§ **WHAT NEEDS TO BE DONE**:
Please copy the rows word for word, starting at the line that contains "data-point — [145, 309, 159, 319]" and continuing through the end of the rows, with that first line included.

Layout region records

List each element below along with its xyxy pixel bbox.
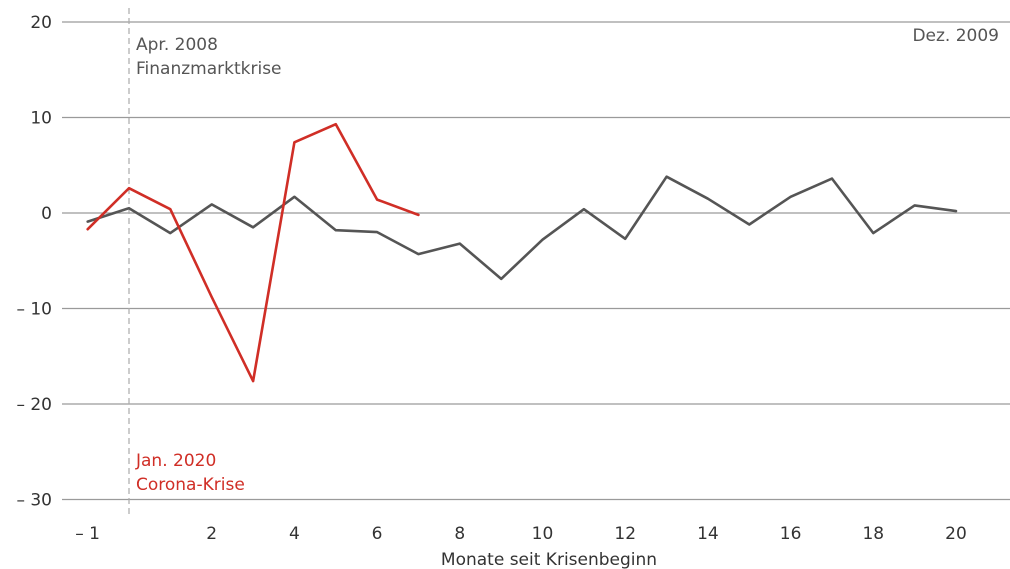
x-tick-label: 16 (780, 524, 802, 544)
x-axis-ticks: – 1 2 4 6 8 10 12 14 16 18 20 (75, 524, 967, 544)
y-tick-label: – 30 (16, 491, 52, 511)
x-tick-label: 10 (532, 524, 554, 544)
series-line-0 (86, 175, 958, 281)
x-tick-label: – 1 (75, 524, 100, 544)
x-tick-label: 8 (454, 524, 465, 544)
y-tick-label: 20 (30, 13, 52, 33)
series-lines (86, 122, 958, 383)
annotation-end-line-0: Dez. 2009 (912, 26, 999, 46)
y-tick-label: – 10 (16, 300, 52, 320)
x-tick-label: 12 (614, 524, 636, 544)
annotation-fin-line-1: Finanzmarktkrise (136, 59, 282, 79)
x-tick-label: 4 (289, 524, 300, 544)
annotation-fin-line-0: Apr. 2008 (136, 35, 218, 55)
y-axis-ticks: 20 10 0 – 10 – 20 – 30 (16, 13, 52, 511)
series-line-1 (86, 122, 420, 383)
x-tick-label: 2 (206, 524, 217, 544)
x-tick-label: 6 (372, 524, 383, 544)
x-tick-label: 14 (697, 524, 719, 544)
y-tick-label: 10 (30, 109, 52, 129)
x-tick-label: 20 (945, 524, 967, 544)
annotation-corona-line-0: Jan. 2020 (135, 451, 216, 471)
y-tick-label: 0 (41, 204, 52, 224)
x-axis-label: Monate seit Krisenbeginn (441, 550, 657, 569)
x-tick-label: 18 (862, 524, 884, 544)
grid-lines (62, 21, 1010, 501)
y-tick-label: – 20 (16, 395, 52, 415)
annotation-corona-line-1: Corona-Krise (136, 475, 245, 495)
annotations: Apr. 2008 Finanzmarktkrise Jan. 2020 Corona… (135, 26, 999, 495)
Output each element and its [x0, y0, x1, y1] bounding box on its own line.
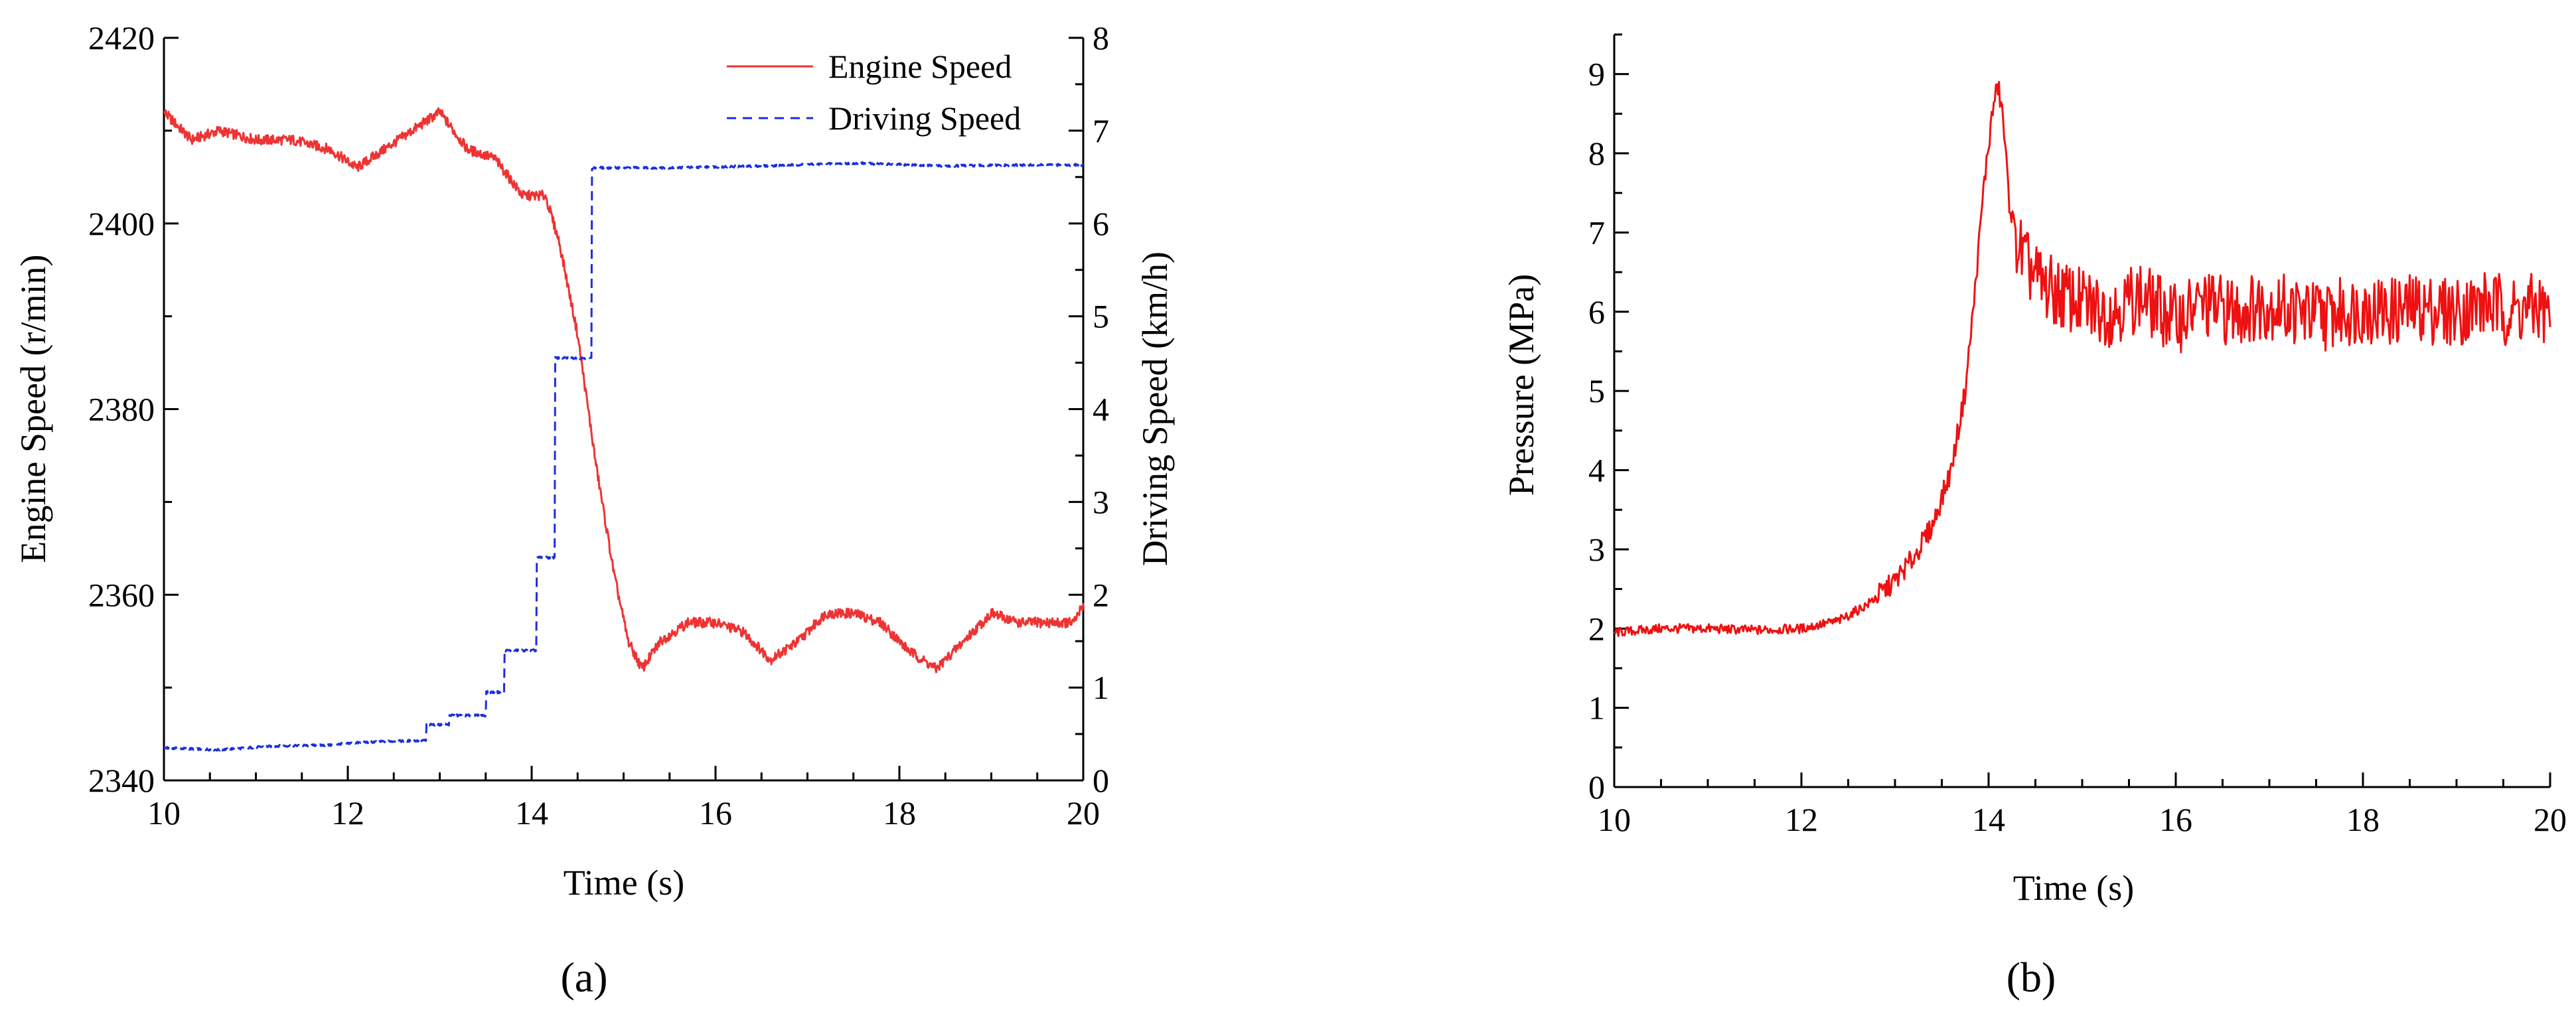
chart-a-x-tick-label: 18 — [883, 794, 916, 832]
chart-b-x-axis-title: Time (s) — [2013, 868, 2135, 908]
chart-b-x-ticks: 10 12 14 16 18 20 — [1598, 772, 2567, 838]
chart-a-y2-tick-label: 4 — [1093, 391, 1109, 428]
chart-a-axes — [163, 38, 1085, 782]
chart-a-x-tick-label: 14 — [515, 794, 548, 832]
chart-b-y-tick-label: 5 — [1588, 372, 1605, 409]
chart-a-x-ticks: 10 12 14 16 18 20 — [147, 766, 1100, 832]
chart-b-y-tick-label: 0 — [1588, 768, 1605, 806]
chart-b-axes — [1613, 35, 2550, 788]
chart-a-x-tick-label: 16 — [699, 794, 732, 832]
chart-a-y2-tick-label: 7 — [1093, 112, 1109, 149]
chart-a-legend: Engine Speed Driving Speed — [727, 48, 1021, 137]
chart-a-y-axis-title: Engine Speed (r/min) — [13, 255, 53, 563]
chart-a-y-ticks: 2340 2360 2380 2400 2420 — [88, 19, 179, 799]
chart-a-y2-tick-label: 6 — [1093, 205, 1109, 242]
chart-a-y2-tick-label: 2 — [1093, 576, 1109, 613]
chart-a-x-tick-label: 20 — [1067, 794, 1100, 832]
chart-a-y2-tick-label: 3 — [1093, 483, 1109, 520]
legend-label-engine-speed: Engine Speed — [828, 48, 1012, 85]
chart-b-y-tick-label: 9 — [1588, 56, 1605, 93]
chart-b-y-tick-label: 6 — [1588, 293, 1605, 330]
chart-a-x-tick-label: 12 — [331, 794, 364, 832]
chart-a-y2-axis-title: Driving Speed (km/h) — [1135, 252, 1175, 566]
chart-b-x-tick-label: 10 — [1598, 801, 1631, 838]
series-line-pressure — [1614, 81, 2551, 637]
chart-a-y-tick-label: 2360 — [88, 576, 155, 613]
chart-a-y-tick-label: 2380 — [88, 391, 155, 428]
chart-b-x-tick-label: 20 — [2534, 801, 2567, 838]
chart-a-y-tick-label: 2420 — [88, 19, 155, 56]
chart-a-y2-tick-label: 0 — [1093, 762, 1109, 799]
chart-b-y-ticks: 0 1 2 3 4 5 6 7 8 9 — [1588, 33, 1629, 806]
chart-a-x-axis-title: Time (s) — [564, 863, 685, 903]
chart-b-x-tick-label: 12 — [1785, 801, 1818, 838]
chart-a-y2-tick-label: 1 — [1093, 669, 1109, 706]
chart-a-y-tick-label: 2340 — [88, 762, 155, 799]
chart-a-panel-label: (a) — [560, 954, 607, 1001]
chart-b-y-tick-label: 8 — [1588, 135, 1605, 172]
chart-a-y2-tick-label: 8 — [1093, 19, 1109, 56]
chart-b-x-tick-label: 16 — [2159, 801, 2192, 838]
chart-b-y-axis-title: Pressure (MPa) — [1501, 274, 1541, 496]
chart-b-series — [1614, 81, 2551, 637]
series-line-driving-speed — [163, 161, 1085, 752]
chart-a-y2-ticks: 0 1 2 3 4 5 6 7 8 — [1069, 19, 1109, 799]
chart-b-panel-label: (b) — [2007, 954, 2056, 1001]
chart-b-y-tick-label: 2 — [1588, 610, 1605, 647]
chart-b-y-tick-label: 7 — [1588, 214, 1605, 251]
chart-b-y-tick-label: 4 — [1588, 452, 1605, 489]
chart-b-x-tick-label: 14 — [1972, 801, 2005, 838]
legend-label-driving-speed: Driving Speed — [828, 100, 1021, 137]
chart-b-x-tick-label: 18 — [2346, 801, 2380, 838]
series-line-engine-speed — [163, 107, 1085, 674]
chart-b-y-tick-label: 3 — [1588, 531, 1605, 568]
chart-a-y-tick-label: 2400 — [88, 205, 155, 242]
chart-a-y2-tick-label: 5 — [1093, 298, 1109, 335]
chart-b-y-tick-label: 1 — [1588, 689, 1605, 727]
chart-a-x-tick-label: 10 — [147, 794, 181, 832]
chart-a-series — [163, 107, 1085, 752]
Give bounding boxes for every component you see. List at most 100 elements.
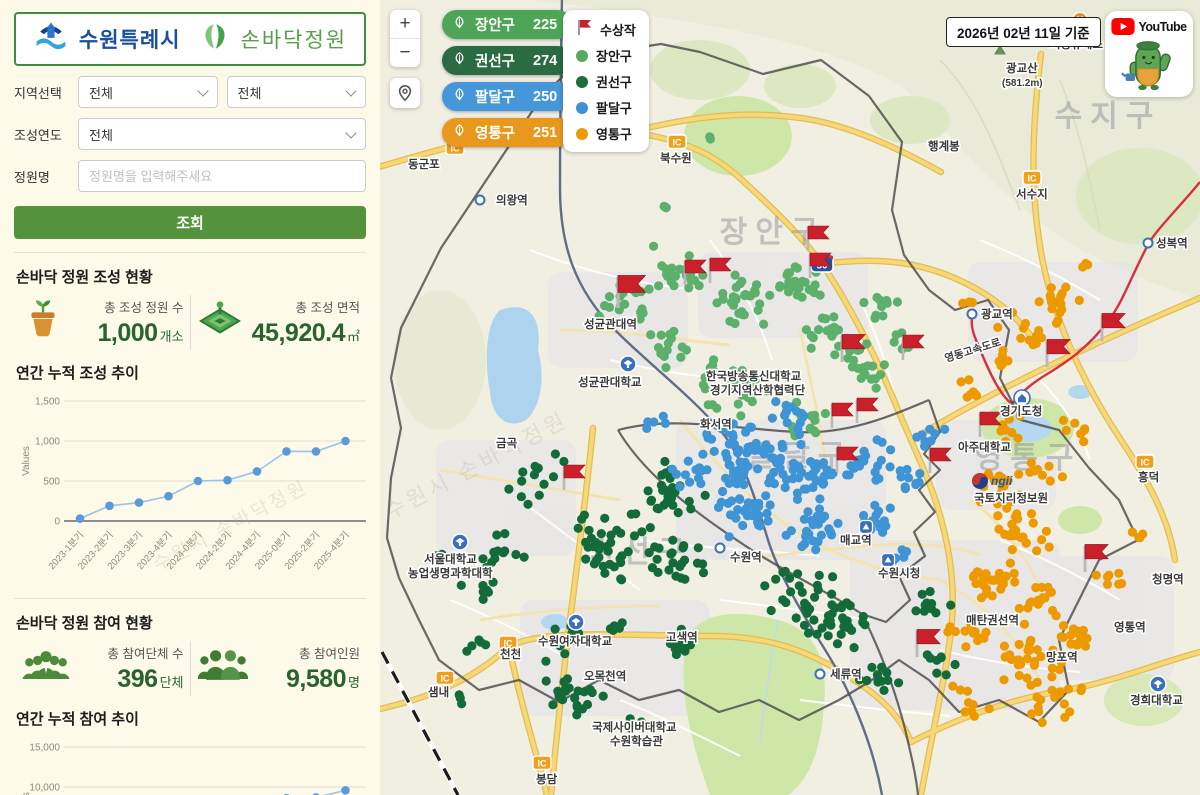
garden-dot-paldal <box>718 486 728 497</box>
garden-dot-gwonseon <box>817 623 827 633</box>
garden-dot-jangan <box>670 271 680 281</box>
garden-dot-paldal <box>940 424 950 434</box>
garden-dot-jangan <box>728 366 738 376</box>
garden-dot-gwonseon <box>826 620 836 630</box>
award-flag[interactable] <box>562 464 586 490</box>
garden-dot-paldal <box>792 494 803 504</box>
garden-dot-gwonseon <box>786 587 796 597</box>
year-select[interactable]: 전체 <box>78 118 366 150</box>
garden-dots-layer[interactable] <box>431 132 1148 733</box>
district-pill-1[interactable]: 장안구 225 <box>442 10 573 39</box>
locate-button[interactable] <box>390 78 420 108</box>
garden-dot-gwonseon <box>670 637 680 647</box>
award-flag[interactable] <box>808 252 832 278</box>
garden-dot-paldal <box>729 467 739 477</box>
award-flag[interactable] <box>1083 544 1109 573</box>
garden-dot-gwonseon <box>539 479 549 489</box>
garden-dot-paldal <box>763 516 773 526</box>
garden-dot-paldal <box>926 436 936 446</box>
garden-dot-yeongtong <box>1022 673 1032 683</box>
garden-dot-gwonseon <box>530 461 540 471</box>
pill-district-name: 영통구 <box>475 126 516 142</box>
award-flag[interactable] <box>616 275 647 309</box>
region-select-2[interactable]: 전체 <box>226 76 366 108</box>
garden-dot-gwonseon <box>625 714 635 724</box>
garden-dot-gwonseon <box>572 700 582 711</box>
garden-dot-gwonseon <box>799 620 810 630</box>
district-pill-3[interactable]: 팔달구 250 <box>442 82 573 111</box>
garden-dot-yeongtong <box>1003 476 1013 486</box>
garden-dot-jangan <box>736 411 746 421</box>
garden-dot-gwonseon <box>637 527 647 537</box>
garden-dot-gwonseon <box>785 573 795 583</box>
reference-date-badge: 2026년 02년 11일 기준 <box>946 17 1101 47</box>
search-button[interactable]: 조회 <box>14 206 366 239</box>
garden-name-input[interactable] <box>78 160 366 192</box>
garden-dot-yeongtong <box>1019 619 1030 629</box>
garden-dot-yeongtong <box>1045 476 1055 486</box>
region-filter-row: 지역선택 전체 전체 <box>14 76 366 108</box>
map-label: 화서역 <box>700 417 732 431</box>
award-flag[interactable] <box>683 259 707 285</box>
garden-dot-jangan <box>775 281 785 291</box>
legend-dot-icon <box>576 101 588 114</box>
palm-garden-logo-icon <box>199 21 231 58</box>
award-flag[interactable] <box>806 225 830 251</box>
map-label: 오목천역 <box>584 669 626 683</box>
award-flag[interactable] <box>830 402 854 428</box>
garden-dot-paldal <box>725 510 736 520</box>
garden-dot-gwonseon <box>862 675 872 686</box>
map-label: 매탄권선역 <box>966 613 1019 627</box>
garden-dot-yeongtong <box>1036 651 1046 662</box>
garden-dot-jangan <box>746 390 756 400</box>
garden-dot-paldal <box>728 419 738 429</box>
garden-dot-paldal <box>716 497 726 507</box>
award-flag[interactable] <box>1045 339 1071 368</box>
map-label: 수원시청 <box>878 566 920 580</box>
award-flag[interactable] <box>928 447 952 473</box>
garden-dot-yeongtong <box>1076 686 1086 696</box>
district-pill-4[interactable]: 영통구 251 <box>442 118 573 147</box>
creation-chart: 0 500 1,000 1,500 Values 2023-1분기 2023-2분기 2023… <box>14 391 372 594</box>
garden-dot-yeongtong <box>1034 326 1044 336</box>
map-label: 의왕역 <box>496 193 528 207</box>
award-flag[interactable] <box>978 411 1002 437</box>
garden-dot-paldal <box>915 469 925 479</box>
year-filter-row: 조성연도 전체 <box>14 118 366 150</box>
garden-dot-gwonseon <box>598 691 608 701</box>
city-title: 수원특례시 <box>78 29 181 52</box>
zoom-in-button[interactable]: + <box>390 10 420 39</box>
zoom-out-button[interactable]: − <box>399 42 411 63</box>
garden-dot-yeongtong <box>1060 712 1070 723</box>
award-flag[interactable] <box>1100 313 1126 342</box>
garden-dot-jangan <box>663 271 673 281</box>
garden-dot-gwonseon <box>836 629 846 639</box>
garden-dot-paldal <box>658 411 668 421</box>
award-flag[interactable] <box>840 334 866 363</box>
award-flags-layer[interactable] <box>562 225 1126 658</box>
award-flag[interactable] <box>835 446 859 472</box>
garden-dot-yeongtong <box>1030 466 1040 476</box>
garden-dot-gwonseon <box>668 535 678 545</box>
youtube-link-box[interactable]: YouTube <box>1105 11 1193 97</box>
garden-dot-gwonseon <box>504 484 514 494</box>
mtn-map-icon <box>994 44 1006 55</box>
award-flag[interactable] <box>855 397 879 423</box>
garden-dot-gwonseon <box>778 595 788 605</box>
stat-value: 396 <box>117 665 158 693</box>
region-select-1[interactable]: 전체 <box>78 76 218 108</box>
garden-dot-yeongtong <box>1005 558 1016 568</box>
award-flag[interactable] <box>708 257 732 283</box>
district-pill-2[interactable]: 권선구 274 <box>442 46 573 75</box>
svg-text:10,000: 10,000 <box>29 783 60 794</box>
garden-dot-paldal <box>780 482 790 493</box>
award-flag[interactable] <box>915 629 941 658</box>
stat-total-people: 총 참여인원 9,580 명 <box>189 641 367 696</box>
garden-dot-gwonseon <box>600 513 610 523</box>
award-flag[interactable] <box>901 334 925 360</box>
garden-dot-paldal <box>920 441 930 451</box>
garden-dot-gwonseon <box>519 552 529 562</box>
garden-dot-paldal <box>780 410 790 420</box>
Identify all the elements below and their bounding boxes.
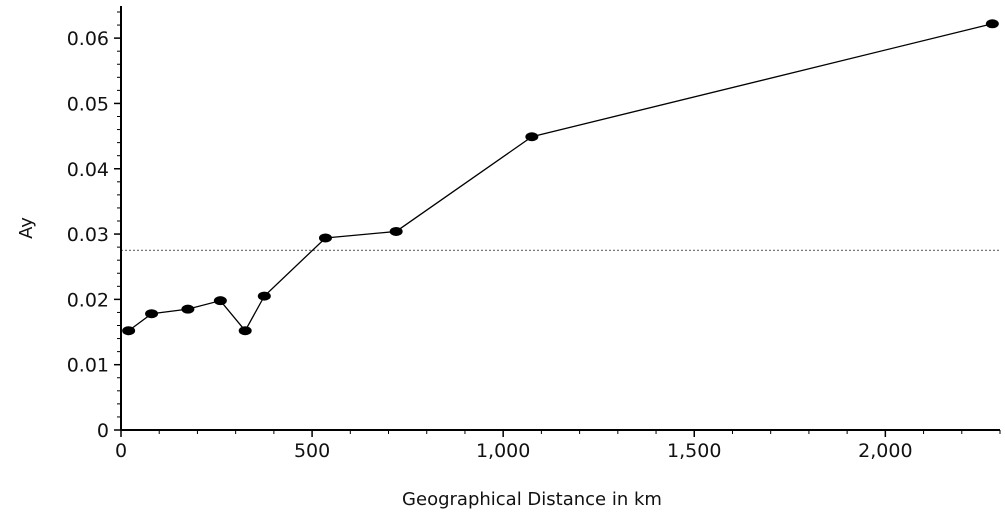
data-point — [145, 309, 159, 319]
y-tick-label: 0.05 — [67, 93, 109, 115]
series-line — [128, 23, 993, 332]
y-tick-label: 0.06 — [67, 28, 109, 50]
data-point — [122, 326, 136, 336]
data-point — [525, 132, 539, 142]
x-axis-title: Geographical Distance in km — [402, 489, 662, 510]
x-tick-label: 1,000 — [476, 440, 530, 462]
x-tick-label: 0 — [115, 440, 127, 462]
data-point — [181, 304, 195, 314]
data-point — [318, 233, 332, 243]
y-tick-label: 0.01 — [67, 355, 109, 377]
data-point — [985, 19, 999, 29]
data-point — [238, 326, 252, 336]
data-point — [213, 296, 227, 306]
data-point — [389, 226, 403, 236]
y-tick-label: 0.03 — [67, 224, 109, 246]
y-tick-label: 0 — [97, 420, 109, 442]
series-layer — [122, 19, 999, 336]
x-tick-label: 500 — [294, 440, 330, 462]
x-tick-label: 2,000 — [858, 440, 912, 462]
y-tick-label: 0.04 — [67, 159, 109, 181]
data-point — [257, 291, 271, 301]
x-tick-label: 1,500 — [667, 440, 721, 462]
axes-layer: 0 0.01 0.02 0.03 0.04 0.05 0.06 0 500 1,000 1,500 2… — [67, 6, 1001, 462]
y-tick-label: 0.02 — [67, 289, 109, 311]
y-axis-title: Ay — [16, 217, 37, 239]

§ **SOLUTION FOR THIS PROBLEM**:
data-point — [145, 309, 159, 319]
y-tick-label: 0.05 — [67, 93, 109, 115]
series-line — [128, 23, 993, 332]
y-tick-label: 0.06 — [67, 28, 109, 50]
data-point — [122, 326, 136, 336]
data-point — [525, 132, 539, 142]
x-axis-title: Geographical Distance in km — [402, 489, 662, 510]
x-tick-label: 1,000 — [476, 440, 530, 462]
x-tick-label: 0 — [115, 440, 127, 462]
data-point — [181, 304, 195, 314]
data-point — [318, 233, 332, 243]
y-tick-label: 0.01 — [67, 355, 109, 377]
data-point — [985, 19, 999, 29]
data-point — [238, 326, 252, 336]
data-point — [213, 296, 227, 306]
data-point — [389, 226, 403, 236]
y-tick-label: 0.03 — [67, 224, 109, 246]
y-tick-label: 0 — [97, 420, 109, 442]
series-layer — [122, 19, 999, 336]
x-tick-label: 500 — [294, 440, 330, 462]
x-tick-label: 2,000 — [858, 440, 912, 462]
y-tick-label: 0.04 — [67, 159, 109, 181]
data-point — [257, 291, 271, 301]
x-tick-label: 1,500 — [667, 440, 721, 462]
axes-layer: 0 0.01 0.02 0.03 0.04 0.05 0.06 0 500 1,000 1,500 2… — [67, 6, 1001, 462]
y-tick-label: 0.02 — [67, 289, 109, 311]
y-axis-title: Ay — [16, 217, 37, 239]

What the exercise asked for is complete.